- [Source material]:
** BEGIN **
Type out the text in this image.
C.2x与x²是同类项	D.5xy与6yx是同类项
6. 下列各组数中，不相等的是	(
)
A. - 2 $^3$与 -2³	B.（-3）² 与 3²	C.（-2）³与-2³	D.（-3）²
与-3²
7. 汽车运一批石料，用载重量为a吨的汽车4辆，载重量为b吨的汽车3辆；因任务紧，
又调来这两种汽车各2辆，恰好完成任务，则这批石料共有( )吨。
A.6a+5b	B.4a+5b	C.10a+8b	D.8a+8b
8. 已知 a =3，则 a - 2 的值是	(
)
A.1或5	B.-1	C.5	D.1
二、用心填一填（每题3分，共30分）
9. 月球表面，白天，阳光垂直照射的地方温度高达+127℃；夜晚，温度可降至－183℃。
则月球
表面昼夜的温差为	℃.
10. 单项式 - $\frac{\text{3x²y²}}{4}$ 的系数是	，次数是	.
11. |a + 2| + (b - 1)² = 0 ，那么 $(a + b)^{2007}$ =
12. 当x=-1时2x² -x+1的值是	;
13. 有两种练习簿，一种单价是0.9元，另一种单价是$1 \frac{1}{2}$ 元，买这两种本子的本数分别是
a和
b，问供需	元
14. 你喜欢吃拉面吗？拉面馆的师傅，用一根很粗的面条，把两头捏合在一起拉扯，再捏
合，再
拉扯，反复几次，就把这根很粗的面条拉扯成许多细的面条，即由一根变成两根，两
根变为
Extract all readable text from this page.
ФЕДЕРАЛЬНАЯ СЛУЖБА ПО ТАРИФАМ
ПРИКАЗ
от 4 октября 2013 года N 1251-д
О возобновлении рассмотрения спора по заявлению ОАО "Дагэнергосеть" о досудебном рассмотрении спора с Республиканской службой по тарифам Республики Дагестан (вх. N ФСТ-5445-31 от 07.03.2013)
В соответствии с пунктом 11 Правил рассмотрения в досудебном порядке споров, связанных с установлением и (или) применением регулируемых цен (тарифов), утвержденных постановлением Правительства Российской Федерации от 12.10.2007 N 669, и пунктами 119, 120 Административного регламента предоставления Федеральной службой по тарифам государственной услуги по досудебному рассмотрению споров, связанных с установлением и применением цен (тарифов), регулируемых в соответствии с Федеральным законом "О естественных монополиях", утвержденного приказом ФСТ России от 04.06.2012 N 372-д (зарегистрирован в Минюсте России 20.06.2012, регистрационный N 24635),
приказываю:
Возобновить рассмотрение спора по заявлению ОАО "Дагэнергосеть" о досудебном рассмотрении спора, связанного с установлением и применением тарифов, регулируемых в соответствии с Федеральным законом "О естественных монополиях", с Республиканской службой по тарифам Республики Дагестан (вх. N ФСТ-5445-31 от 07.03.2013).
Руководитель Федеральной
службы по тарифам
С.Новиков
** END **
- [Given request]:
Within the listing above, copy each line that has the string "text".

- [Task answer]:
Type out the text in this image.
10. 单项式 - $\frac{\text{3x²y²}}{4}$ 的系数是	，次数是	.
Extract all readable text from this page.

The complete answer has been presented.